Filter the data below for the string "default" and copy each matching line.
Start of MATERIAL FOR THIS EXERCISE
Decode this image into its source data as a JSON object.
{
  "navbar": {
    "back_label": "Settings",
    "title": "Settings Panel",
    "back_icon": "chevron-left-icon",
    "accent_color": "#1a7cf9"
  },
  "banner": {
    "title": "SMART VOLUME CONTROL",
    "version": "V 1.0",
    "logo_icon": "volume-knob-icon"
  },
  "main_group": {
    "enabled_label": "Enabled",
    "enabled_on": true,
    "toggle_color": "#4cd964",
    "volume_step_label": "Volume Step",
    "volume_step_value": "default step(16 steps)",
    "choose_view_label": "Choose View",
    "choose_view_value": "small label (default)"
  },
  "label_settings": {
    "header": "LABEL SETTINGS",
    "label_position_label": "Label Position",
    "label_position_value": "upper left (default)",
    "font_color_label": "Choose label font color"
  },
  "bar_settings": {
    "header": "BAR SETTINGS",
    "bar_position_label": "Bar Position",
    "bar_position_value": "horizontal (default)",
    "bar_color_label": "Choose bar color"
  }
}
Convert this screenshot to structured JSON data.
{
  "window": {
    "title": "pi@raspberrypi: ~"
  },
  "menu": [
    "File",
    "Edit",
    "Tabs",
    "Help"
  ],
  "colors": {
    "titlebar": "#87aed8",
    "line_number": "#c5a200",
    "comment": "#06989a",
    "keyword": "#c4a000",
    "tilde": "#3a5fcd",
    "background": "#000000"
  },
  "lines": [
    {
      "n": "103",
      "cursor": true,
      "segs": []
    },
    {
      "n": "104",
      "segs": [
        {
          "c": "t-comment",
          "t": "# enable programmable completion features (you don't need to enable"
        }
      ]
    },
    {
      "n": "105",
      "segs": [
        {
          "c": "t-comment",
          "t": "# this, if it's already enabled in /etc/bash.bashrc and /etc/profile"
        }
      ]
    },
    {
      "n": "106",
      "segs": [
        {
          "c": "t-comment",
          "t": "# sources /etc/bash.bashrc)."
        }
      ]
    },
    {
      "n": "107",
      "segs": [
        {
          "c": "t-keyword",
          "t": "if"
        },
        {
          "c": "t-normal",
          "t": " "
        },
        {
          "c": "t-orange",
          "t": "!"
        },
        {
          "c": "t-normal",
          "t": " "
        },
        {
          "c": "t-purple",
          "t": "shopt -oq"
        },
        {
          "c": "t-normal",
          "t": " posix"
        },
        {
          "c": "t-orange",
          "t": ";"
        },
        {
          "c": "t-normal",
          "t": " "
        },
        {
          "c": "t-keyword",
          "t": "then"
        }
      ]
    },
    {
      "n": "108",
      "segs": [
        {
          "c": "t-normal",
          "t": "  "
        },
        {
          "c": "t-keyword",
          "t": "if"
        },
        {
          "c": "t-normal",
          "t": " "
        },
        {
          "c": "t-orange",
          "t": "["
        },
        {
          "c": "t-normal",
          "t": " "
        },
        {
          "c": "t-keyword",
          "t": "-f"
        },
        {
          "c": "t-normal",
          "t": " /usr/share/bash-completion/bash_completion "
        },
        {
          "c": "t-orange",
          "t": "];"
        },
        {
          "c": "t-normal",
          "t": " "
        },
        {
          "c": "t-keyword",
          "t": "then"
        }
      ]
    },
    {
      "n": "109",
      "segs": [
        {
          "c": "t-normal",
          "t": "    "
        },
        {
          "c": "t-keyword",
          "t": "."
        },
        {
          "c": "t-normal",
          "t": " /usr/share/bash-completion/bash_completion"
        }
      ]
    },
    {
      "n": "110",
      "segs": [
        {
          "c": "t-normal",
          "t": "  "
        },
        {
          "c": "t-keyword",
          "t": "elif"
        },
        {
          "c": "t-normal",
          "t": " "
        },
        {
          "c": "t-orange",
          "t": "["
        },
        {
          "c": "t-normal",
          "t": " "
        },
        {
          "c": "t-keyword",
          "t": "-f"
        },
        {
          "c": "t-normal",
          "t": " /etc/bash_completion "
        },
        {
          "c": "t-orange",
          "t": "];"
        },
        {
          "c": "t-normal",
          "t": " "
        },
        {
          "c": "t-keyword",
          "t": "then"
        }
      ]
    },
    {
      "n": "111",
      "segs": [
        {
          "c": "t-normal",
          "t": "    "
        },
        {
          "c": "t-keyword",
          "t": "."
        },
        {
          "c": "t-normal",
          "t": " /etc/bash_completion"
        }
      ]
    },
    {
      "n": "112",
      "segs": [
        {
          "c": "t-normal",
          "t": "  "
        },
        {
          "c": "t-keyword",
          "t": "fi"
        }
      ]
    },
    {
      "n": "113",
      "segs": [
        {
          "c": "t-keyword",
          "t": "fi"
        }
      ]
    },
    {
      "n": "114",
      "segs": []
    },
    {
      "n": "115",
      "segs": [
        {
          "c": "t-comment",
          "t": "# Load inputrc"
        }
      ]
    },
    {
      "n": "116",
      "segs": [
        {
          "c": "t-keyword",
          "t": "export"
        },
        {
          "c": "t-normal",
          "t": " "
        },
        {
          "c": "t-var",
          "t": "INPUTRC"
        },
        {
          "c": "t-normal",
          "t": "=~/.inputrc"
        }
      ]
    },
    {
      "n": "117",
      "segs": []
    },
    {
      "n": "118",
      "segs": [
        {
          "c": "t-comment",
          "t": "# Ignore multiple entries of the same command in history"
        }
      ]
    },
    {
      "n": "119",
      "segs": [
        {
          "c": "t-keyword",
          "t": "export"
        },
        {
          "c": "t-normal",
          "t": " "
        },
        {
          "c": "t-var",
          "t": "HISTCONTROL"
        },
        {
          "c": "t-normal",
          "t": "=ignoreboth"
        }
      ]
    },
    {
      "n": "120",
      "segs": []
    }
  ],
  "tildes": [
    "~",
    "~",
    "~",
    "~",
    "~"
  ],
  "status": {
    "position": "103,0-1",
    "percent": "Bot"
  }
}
End of MATERIAL FOR THIS EXERCISE
-- SOLUTION FOR THIS PROBLEM --
    "volume_step_value": "default step(16 steps)",
    "choose_view_value": "small label (default)"
    "label_position_value": "upper left (default)",
    "bar_position_value": "horizontal (default)",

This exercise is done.